Written instruction |
Output the full listing below exactly, without the pictures.

Data to process |

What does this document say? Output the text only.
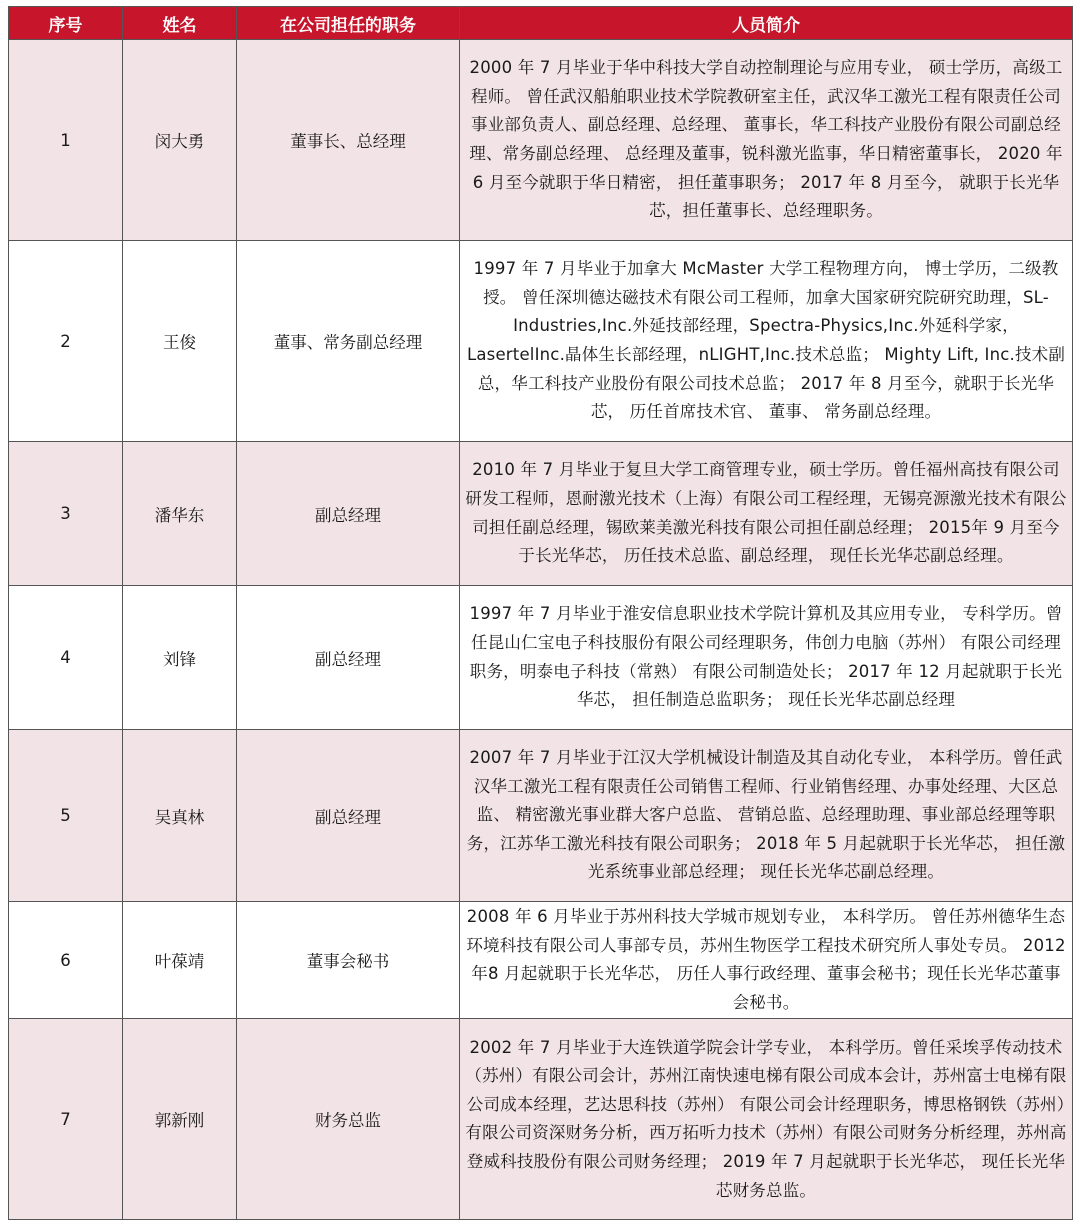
序号	姓名	在公司担任的职务	人员简介
1	闵大勇	董事长、总经理	2000 年 7 月毕业于华中科技大学自动控制理论与应用专业， 硕士学历，高级工程师。 曾任武汉船舶职业技术学院教研室主任，武汉华工激光工程有限责任公司事业部负责人、副总经理、总经理、 董事长，华工科技产业股份有限公司副总经理、常务副总经理、 总经理及董事，锐科激光监事，华日精密董事长， 2020 年 6 月至今就职于华日精密， 担任董事职务； 2017 年 8 月至今， 就职于长光华芯，担任董事长、总经理职务。
2	王俊	董事、常务副总经理	1997 年 7 月毕业于加拿大 McMaster 大学工程物理方向， 博士学历，二级教授。 曾任深圳德达磁技术有限公司工程师，加拿大国家研究院研究助理，SL-Industries,Inc.外延技部经理，Spectra-Physics,Inc.外延科学家， LasertelInc.晶体生长部经理，nLIGHT,Inc.技术总监； Mighty Lift, Inc.技术副总，华工科技产业股份有限公司技术总监； 2017 年 8 月至今，就职于长光华芯， 历任首席技术官、 董事、 常务副总经理。
3	潘华东	副总经理	2010 年 7 月毕业于复旦大学工商管理专业，硕士学历。曾任福州高技有限公司研发工程师，恩耐激光技术（上海）有限公司工程经理，无锡亮源激光技术有限公司担任副总经理，锡欧莱美激光科技有限公司担任副总经理； 2015年 9 月至今于长光华芯， 历任技术总监、副总经理， 现任长光华芯副总经理。
4	刘锋	副总经理	1997 年 7 月毕业于淮安信息职业技术学院计算机及其应用专业， 专科学历。曾任昆山仁宝电子科技服份有限公司经理职务，伟创力电脑（苏州） 有限公司经理职务，明泰电子科技（常熟） 有限公司制造处长； 2017 年 12 月起就职于长光华芯， 担任制造总监职务； 现任长光华芯副总经理
5	吴真林	副总经理	2007 年 7 月毕业于江汉大学机械设计制造及其自动化专业， 本科学历。曾任武汉华工激光工程有限责任公司销售工程师、行业销售经理、办事处经理、大区总监、 精密激光事业群大客户总监、 营销总监、总经理助理、事业部总经理等职务，江苏华工激光科技有限公司职务； 2018 年 5 月起就职于长光华芯， 担任激光系统事业部总经理； 现任长光华芯副总经理。
6	叶葆靖	董事会秘书	2008 年 6 月毕业于苏州科技大学城市规划专业， 本科学历。 曾任苏州德华生态环境科技有限公司人事部专员，苏州生物医学工程技术研究所人事处专员。 2012 年8 月起就职于长光华芯， 历任人事行政经理、董事会秘书；现任长光华芯董事会秘书。
7	郭新刚	财务总监	2002 年 7 月毕业于大连铁道学院会计学专业， 本科学历。曾任采埃孚传动技术（苏州）有限公司会计，苏州江南快速电梯有限公司成本会计，苏州富士电梯有限公司成本经理，艺达思科技（苏州） 有限公司会计经理职务，博思格钢铁（苏州）有限公司资深财务分析，西万拓听力技术（苏州）有限公司财务分析经理，苏州高登威科技股份有限公司财务经理； 2019 年 7 月起就职于长光华芯， 现任长光华芯财务总监。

Complete response |
What does this document say? Output the text only.
序号	姓名	在公司担任的职务	人员简介
1	闵大勇	董事长、总经理	2000 年 7 月毕业于华中科技大学自动控制理论与应用专业， 硕士学历，高级工程师。 曾任武汉船舶职业技术学院教研室主任，武汉华工激光工程有限责任公司事业部负责人、副总经理、总经理、 董事长，华工科技产业股份有限公司副总经理、常务副总经理、 总经理及董事，锐科激光监事，华日精密董事长， 2020 年 6 月至今就职于华日精密， 担任董事职务； 2017 年 8 月至今， 就职于长光华芯，担任董事长、总经理职务。
2	王俊	董事、常务副总经理	1997 年 7 月毕业于加拿大 McMaster 大学工程物理方向， 博士学历，二级教授。 曾任深圳德达磁技术有限公司工程师，加拿大国家研究院研究助理，SL-Industries,Inc.外延技部经理，Spectra-Physics,Inc.外延科学家， LasertelInc.晶体生长部经理，nLIGHT,Inc.技术总监； Mighty Lift, Inc.技术副总，华工科技产业股份有限公司技术总监； 2017 年 8 月至今，就职于长光华芯， 历任首席技术官、 董事、 常务副总经理。
3	潘华东	副总经理	2010 年 7 月毕业于复旦大学工商管理专业，硕士学历。曾任福州高技有限公司研发工程师，恩耐激光技术（上海）有限公司工程经理，无锡亮源激光技术有限公司担任副总经理，锡欧莱美激光科技有限公司担任副总经理； 2015年 9 月至今于长光华芯， 历任技术总监、副总经理， 现任长光华芯副总经理。
4	刘锋	副总经理	1997 年 7 月毕业于淮安信息职业技术学院计算机及其应用专业， 专科学历。曾任昆山仁宝电子科技服份有限公司经理职务，伟创力电脑（苏州） 有限公司经理职务，明泰电子科技（常熟） 有限公司制造处长； 2017 年 12 月起就职于长光华芯， 担任制造总监职务； 现任长光华芯副总经理
5	吴真林	副总经理	2007 年 7 月毕业于江汉大学机械设计制造及其自动化专业， 本科学历。曾任武汉华工激光工程有限责任公司销售工程师、行业销售经理、办事处经理、大区总监、 精密激光事业群大客户总监、 营销总监、总经理助理、事业部总经理等职务，江苏华工激光科技有限公司职务； 2018 年 5 月起就职于长光华芯， 担任激光系统事业部总经理； 现任长光华芯副总经理。
6	叶葆靖	董事会秘书	2008 年 6 月毕业于苏州科技大学城市规划专业， 本科学历。 曾任苏州德华生态环境科技有限公司人事部专员，苏州生物医学工程技术研究所人事处专员。 2012 年8 月起就职于长光华芯， 历任人事行政经理、董事会秘书；现任长光华芯董事会秘书。
7	郭新刚	财务总监	2002 年 7 月毕业于大连铁道学院会计学专业， 本科学历。曾任采埃孚传动技术（苏州）有限公司会计，苏州江南快速电梯有限公司成本会计，苏州富士电梯有限公司成本经理，艺达思科技（苏州） 有限公司会计经理职务，博思格钢铁（苏州）有限公司资深财务分析，西万拓听力技术（苏州）有限公司财务分析经理，苏州高登威科技股份有限公司财务经理； 2019 年 7 月起就职于长光华芯， 现任长光华芯财务总监。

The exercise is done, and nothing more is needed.